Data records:

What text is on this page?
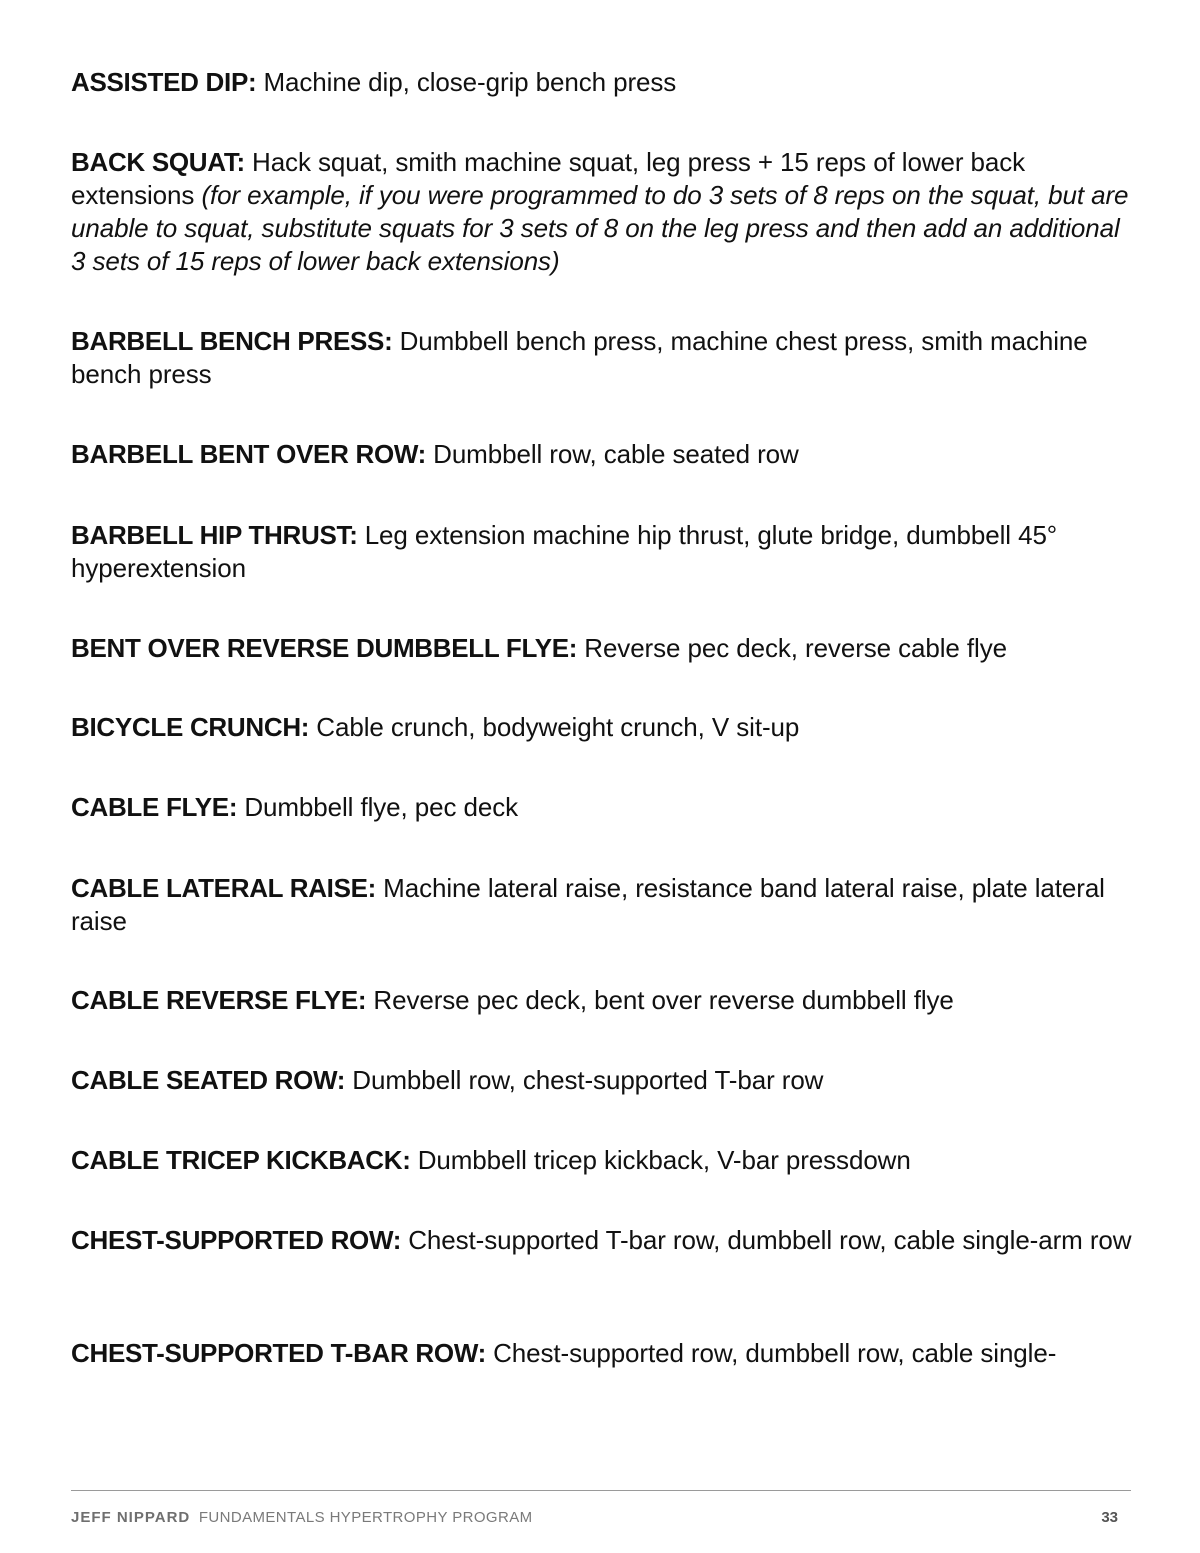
ASSISTED DIP: Machine dip, close-grip bench press

BACK SQUAT: Hack squat, smith machine squat, leg press + 15 reps of lower back extensions (for example, if you were programmed to do 3 sets of 8 reps on the squat, but are unable to squat, substitute squats for 3 sets of 8 on the leg press and then add an additional 3 sets of 15 reps of lower back extensions)

BARBELL BENCH PRESS: Dumbbell bench press, machine chest press, smith machine bench press

BARBELL BENT OVER ROW: Dumbbell row, cable seated row

BARBELL HIP THRUST: Leg extension machine hip thrust, glute bridge, dumbbell 45° hyperextension

BENT OVER REVERSE DUMBBELL FLYE: Reverse pec deck, reverse cable flye

BICYCLE CRUNCH: Cable crunch, bodyweight crunch, V sit-up

CABLE FLYE: Dumbbell flye, pec deck

CABLE LATERAL RAISE: Machine lateral raise, resistance band lateral raise, plate lateral raise

CABLE REVERSE FLYE: Reverse pec deck, bent over reverse dumbbell flye

CABLE SEATED ROW: Dumbbell row, chest-supported T-bar row

CABLE TRICEP KICKBACK: Dumbbell tricep kickback, V-bar pressdown

CHEST-SUPPORTED ROW: Chest-supported T-bar row, dumbbell row, cable single-arm row

CHEST-SUPPORTED T-BAR ROW: Chest-supported row, dumbbell row, cable single-

JEFF NIPPARD FUNDAMENTALS HYPERTROPHY PROGRAM	33
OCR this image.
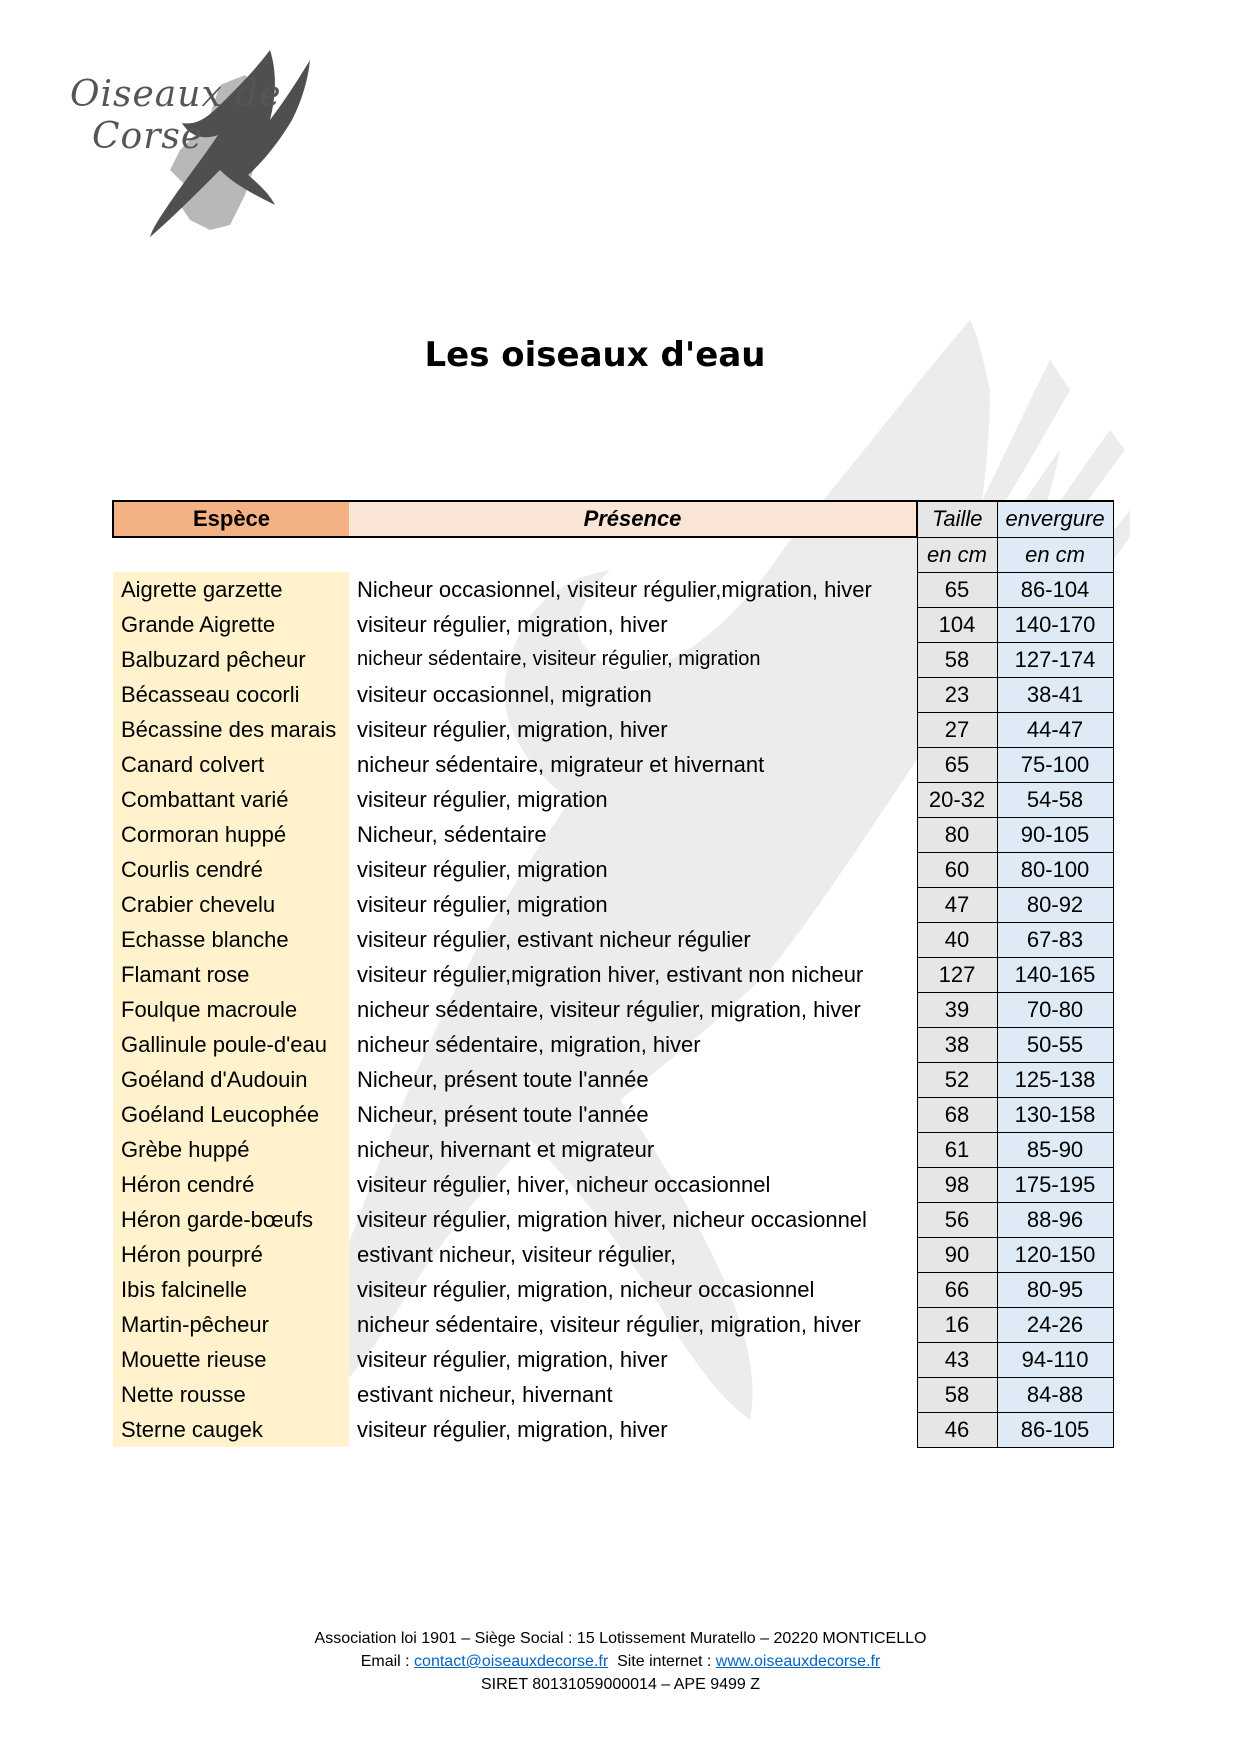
Oiseaux de
Corse
Les oiseaux d'eau
Espèce	Présence	Taille	envergure
		en cm	en cm
Aigrette garzette	Nicheur occasionnel, visiteur régulier,migration, hiver	65	86-104
Grande Aigrette	visiteur régulier, migration, hiver	104	140-170
Balbuzard pêcheur	nicheur sédentaire, visiteur régulier, migration	58	127-174
Bécasseau cocorli	visiteur occasionnel, migration	23	38-41
Bécassine des marais	visiteur régulier, migration, hiver	27	44-47
Canard colvert	nicheur sédentaire, migrateur et hivernant	65	75-100
Combattant varié	visiteur régulier, migration	20-32	54-58
Cormoran huppé	Nicheur, sédentaire	80	90-105
Courlis cendré	visiteur régulier, migration	60	80-100
Crabier chevelu	visiteur régulier, migration	47	80-92
Echasse blanche	visiteur régulier, estivant nicheur régulier	40	67-83
Flamant rose	visiteur régulier,migration hiver, estivant non nicheur	127	140-165
Foulque macroule	nicheur sédentaire, visiteur régulier, migration, hiver	39	70-80
Gallinule poule-d'eau	nicheur sédentaire, migration, hiver	38	50-55
Goéland d'Audouin	Nicheur, présent toute l'année	52	125-138
Goéland Leucophée	Nicheur, présent toute l'année	68	130-158
Grèbe huppé	nicheur, hivernant et migrateur	61	85-90
Héron cendré	visiteur régulier, hiver, nicheur occasionnel	98	175-195
Héron garde-bœufs	visiteur régulier, migration hiver, nicheur occasionnel	56	88-96
Héron pourpré	estivant nicheur, visiteur régulier,	90	120-150
Ibis falcinelle	visiteur régulier, migration, nicheur occasionnel	66	80-95
Martin-pêcheur	nicheur sédentaire, visiteur régulier, migration, hiver	16	24-26
Mouette rieuse	visiteur régulier, migration, hiver	43	94-110
Nette rousse	estivant nicheur, hivernant	58	84-88
Sterne caugek	visiteur régulier, migration, hiver	46	86-105
Association loi 1901 – Siège Social : 15 Lotissement Muratello – 20220 MONTICELLO
Email : contact@oiseauxdecorse.fr  Site internet : www.oiseauxdecorse.fr
SIRET 80131059000014 – APE 9499 Z
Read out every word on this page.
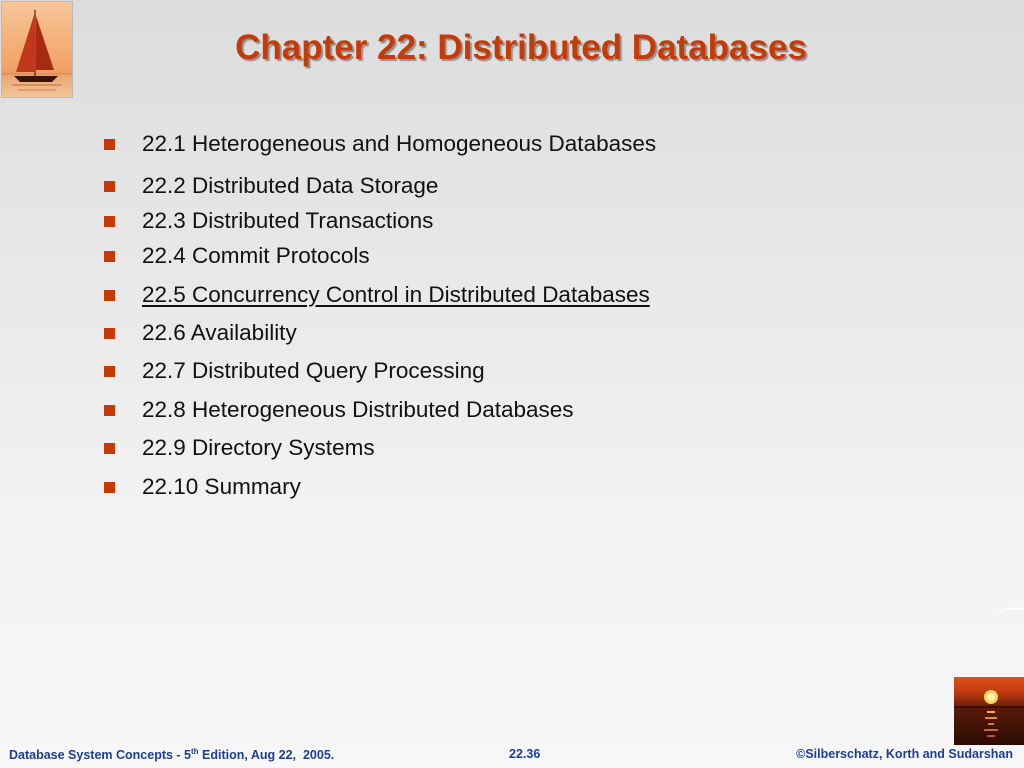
Chapter 22: Distributed Databases
22.1 Heterogeneous and Homogeneous Databases
22.2 Distributed Data Storage
22.3 Distributed Transactions
22.4 Commit Protocols
22.5 Concurrency Control in Distributed Databases
22.6 Availability
22.7 Distributed Query Processing
22.8 Heterogeneous Distributed Databases
22.9 Directory Systems
22.10 Summary
Database System Concepts - 5th Edition, Aug 22,  2005.	22.36	©Silberschatz, Korth and Sudarshan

> WHAT TO WORK ON: Return the full material word for word. Do not include the pictures.

> CORRECT RESPONSE:
What text is on this page?
ASSISTED DIP: Machine dip, close-grip bench press

BACK SQUAT: Hack squat, smith machine squat, leg press + 15 reps of lower back extensions (for example, if you were programmed to do 3 sets of 8 reps on the squat, but are unable to squat, substitute squats for 3 sets of 8 on the leg press and then add an additional 3 sets of 15 reps of lower back extensions)

BARBELL BENCH PRESS: Dumbbell bench press, machine chest press, smith machine bench press

BARBELL BENT OVER ROW: Dumbbell row, cable seated row

BARBELL HIP THRUST: Leg extension machine hip thrust, glute bridge, dumbbell 45° hyperextension

BENT OVER REVERSE DUMBBELL FLYE: Reverse pec deck, reverse cable flye

BICYCLE CRUNCH: Cable crunch, bodyweight crunch, V sit-up

CABLE FLYE: Dumbbell flye, pec deck

CABLE LATERAL RAISE: Machine lateral raise, resistance band lateral raise, plate lateral raise

CABLE REVERSE FLYE: Reverse pec deck, bent over reverse dumbbell flye

CABLE SEATED ROW: Dumbbell row, chest-supported T-bar row

CABLE TRICEP KICKBACK: Dumbbell tricep kickback, V-bar pressdown

CHEST-SUPPORTED ROW: Chest-supported T-bar row, dumbbell row, cable single-arm row

CHEST-SUPPORTED T-BAR ROW: Chest-supported row, dumbbell row, cable single-

JEFF NIPPARD FUNDAMENTALS HYPERTROPHY PROGRAM	33
OCR this image.
Oiseaux de
Corse
Les oiseaux d'eau
Espèce	Présence	Taille	envergure
		en cm	en cm
Aigrette garzette	Nicheur occasionnel, visiteur régulier,migration, hiver	65	86-104
Grande Aigrette	visiteur régulier, migration, hiver	104	140-170
Balbuzard pêcheur	nicheur sédentaire, visiteur régulier, migration	58	127-174
Bécasseau cocorli	visiteur occasionnel, migration	23	38-41
Bécassine des marais	visiteur régulier, migration, hiver	27	44-47
Canard colvert	nicheur sédentaire, migrateur et hivernant	65	75-100
Combattant varié	visiteur régulier, migration	20-32	54-58
Cormoran huppé	Nicheur, sédentaire	80	90-105
Courlis cendré	visiteur régulier, migration	60	80-100
Crabier chevelu	visiteur régulier, migration	47	80-92
Echasse blanche	visiteur régulier, estivant nicheur régulier	40	67-83
Flamant rose	visiteur régulier,migration hiver, estivant non nicheur	127	140-165
Foulque macroule	nicheur sédentaire, visiteur régulier, migration, hiver	39	70-80
Gallinule poule-d'eau	nicheur sédentaire, migration, hiver	38	50-55
Goéland d'Audouin	Nicheur, présent toute l'année	52	125-138
Goéland Leucophée	Nicheur, présent toute l'année	68	130-158
Grèbe huppé	nicheur, hivernant et migrateur	61	85-90
Héron cendré	visiteur régulier, hiver, nicheur occasionnel	98	175-195
Héron garde-bœufs	visiteur régulier, migration hiver, nicheur occasionnel	56	88-96
Héron pourpré	estivant nicheur, visiteur régulier,	90	120-150
Ibis falcinelle	visiteur régulier, migration, nicheur occasionnel	66	80-95
Martin-pêcheur	nicheur sédentaire, visiteur régulier, migration, hiver	16	24-26
Mouette rieuse	visiteur régulier, migration, hiver	43	94-110
Nette rousse	estivant nicheur, hivernant	58	84-88
Sterne caugek	visiteur régulier, migration, hiver	46	86-105
Association loi 1901 – Siège Social : 15 Lotissement Muratello – 20220 MONTICELLO
Email : contact@oiseauxdecorse.fr  Site internet : www.oiseauxdecorse.fr
SIRET 80131059000014 – APE 9499 Z
Read out every word on this page.
Chapter 22: Distributed Databases
22.1 Heterogeneous and Homogeneous Databases
22.2 Distributed Data Storage
22.3 Distributed Transactions
22.4 Commit Protocols
22.5 Concurrency Control in Distributed Databases
22.6 Availability
22.7 Distributed Query Processing
22.8 Heterogeneous Distributed Databases
22.9 Directory Systems
22.10 Summary
Database System Concepts - 5th Edition, Aug 22,  2005.	22.36	©Silberschatz, Korth and Sudarshan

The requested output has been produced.